WHAT THE EXERCISE ASKS -
Please rewrite the records, from their first line through the line containing "books-app-icon — [60, 622, 126, 688]", as a numbered list with blank lines left out, and include nothing after that line.

** begin **

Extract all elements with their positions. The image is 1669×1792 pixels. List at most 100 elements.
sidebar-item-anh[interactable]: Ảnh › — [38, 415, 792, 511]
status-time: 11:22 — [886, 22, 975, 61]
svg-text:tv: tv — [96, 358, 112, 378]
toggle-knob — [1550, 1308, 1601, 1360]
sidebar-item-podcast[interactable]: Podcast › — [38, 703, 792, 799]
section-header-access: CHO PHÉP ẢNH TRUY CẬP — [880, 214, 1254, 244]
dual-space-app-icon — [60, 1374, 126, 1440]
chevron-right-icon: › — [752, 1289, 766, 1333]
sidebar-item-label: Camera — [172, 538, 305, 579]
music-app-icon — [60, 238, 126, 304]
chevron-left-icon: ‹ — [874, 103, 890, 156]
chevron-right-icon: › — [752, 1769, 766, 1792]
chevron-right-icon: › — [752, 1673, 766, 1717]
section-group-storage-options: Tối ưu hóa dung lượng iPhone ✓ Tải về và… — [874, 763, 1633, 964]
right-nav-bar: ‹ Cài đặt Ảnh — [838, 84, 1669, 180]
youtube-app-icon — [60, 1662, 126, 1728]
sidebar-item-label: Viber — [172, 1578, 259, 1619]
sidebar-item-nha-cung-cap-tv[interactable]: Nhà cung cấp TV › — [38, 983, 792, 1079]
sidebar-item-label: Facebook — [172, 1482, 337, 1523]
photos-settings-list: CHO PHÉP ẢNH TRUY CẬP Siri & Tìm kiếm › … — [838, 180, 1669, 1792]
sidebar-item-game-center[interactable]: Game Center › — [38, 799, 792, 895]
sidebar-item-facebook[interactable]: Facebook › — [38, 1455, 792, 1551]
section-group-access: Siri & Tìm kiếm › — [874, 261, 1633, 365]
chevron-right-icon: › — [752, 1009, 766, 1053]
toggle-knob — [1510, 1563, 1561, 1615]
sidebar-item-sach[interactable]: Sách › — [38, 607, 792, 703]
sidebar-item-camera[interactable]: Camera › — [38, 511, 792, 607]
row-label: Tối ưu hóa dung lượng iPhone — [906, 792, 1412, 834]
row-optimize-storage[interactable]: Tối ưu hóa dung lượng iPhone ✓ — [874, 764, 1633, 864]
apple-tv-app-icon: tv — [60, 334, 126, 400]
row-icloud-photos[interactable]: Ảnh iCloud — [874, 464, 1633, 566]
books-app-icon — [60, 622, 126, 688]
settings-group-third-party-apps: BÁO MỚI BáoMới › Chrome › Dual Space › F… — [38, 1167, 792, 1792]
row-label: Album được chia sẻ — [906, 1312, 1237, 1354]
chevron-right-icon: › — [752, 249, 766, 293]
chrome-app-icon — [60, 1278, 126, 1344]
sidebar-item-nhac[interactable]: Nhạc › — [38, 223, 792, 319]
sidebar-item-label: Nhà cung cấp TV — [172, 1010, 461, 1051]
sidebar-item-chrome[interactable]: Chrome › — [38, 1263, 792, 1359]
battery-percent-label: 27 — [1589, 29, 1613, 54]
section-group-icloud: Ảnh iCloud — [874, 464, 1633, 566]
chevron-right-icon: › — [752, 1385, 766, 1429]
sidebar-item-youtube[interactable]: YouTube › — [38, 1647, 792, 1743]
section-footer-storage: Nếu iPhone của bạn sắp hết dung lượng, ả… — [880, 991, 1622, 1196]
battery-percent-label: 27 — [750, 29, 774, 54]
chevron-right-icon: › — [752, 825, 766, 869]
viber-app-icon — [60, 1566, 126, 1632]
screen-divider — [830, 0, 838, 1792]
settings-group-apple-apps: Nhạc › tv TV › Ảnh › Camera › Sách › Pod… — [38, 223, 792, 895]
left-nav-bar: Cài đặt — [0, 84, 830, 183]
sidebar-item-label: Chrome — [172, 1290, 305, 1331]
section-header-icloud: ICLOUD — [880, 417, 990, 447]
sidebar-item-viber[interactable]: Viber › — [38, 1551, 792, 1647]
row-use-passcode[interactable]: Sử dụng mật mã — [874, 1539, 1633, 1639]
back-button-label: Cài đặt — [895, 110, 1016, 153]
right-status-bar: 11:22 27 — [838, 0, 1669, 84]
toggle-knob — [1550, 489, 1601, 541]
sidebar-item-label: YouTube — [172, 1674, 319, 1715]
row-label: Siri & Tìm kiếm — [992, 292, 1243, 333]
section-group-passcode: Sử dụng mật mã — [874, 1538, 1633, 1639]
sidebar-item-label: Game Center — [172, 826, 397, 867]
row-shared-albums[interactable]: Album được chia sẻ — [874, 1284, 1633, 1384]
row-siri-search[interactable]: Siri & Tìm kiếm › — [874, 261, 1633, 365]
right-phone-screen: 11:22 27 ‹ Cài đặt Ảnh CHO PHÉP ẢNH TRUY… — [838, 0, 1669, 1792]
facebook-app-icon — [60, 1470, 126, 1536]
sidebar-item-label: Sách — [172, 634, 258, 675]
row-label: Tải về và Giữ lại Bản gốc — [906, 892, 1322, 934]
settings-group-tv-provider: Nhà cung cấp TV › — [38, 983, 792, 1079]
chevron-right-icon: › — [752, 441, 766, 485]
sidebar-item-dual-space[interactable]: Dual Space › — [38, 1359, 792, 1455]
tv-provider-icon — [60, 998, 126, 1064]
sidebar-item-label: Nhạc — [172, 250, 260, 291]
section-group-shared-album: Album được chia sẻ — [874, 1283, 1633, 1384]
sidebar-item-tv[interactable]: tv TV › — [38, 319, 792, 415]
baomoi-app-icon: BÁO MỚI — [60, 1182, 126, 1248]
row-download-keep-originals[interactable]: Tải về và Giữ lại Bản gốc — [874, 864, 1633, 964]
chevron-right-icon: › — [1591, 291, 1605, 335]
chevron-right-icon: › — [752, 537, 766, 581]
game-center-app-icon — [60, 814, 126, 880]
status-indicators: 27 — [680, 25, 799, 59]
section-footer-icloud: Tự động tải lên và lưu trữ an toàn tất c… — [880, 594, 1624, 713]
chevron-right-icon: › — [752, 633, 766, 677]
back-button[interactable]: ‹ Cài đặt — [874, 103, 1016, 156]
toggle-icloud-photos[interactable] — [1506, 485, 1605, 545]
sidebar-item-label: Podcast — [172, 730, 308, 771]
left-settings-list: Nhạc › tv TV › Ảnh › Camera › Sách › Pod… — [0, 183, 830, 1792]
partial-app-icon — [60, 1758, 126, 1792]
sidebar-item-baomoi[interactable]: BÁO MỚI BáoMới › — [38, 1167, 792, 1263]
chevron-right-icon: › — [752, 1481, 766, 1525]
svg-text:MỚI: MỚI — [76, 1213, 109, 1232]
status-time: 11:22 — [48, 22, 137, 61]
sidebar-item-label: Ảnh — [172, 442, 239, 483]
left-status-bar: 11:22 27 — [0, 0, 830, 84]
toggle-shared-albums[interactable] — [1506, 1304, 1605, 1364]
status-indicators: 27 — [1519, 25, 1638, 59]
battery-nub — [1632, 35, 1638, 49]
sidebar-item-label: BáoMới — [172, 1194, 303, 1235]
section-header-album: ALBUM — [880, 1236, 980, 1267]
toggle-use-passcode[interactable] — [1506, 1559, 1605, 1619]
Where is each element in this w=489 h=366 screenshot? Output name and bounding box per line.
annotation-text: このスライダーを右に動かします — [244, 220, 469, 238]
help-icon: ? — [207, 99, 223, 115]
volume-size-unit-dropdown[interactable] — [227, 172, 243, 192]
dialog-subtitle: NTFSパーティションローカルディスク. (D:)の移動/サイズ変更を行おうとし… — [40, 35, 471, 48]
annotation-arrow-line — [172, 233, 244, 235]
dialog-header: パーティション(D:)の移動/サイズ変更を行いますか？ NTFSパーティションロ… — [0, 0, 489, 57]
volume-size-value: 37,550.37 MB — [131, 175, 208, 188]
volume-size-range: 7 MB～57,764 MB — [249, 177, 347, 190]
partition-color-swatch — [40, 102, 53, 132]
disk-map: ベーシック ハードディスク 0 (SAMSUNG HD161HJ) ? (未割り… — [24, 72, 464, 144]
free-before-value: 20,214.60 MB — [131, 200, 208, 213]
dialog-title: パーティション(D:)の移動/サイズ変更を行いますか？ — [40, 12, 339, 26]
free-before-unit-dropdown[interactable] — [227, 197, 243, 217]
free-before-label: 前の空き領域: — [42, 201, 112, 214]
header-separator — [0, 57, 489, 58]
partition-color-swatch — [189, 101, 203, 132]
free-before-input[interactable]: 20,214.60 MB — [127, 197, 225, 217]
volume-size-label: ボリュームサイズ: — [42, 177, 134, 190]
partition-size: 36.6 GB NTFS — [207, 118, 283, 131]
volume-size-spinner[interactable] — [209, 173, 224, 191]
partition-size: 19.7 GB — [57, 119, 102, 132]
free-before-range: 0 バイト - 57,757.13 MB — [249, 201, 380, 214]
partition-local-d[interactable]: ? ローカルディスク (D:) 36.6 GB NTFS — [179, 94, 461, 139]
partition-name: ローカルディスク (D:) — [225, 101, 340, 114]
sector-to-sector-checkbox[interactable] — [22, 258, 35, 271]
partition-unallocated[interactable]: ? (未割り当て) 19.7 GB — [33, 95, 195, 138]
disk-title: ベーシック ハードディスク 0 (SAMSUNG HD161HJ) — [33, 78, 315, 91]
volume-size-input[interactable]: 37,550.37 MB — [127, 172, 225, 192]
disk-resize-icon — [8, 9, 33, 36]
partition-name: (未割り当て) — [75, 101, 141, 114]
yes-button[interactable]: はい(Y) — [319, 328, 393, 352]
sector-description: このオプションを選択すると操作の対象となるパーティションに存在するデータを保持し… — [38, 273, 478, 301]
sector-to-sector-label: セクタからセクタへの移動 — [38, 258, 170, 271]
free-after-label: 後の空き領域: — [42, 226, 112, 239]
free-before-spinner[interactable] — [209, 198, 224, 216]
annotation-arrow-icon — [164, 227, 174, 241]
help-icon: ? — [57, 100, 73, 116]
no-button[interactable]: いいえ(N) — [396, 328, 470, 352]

** end **

ANSWER TO THIS EXERCISE -
1. Extract all elements with their positions. The image is 1669×1792 pixels. List at most 100 elements.
2. sidebar-item-anh[interactable]: Ảnh › — [38, 415, 792, 511]
3. status-time: 11:22 — [886, 22, 975, 61]
4. svg-text:tv: tv — [96, 358, 112, 378]
5. toggle-knob — [1550, 1308, 1601, 1360]
6. sidebar-item-podcast[interactable]: Podcast › — [38, 703, 792, 799]
7. section-header-access: CHO PHÉP ẢNH TRUY CẬP — [880, 214, 1254, 244]
8. dual-space-app-icon — [60, 1374, 126, 1440]
9. chevron-right-icon: › — [752, 1289, 766, 1333]
10. sidebar-item-label: Camera — [172, 538, 305, 579]
11. music-app-icon — [60, 238, 126, 304]
12. chevron-left-icon: ‹ — [874, 103, 890, 156]
13. chevron-right-icon: › — [752, 1769, 766, 1792]
14. chevron-right-icon: › — [752, 1673, 766, 1717]
15. section-group-storage-options: Tối ưu hóa dung lượng iPhone ✓ Tải về và… — [874, 763, 1633, 964]
16. right-nav-bar: ‹ Cài đặt Ảnh — [838, 84, 1669, 180]
17. youtube-app-icon — [60, 1662, 126, 1728]
18. sidebar-item-label: Viber — [172, 1578, 259, 1619]
19. sidebar-item-nha-cung-cap-tv[interactable]: Nhà cung cấp TV › — [38, 983, 792, 1079]
20. sidebar-item-label: Facebook — [172, 1482, 337, 1523]
21. photos-settings-list: CHO PHÉP ẢNH TRUY CẬP Siri & Tìm kiếm › … — [838, 180, 1669, 1792]
22. sidebar-item-game-center[interactable]: Game Center › — [38, 799, 792, 895]
23. sidebar-item-facebook[interactable]: Facebook › — [38, 1455, 792, 1551]
24. section-group-access: Siri & Tìm kiếm › — [874, 261, 1633, 365]
25. chevron-right-icon: › — [752, 1009, 766, 1053]
26. toggle-knob — [1510, 1563, 1561, 1615]
27. sidebar-item-sach[interactable]: Sách › — [38, 607, 792, 703]
28. sidebar-item-camera[interactable]: Camera › — [38, 511, 792, 607]
29. row-label: Tối ưu hóa dung lượng iPhone — [906, 792, 1412, 834]
30. row-optimize-storage[interactable]: Tối ưu hóa dung lượng iPhone ✓ — [874, 764, 1633, 864]
31. apple-tv-app-icon: tv — [60, 334, 126, 400]
32. row-icloud-photos[interactable]: Ảnh iCloud — [874, 464, 1633, 566]
33. books-app-icon — [60, 622, 126, 688]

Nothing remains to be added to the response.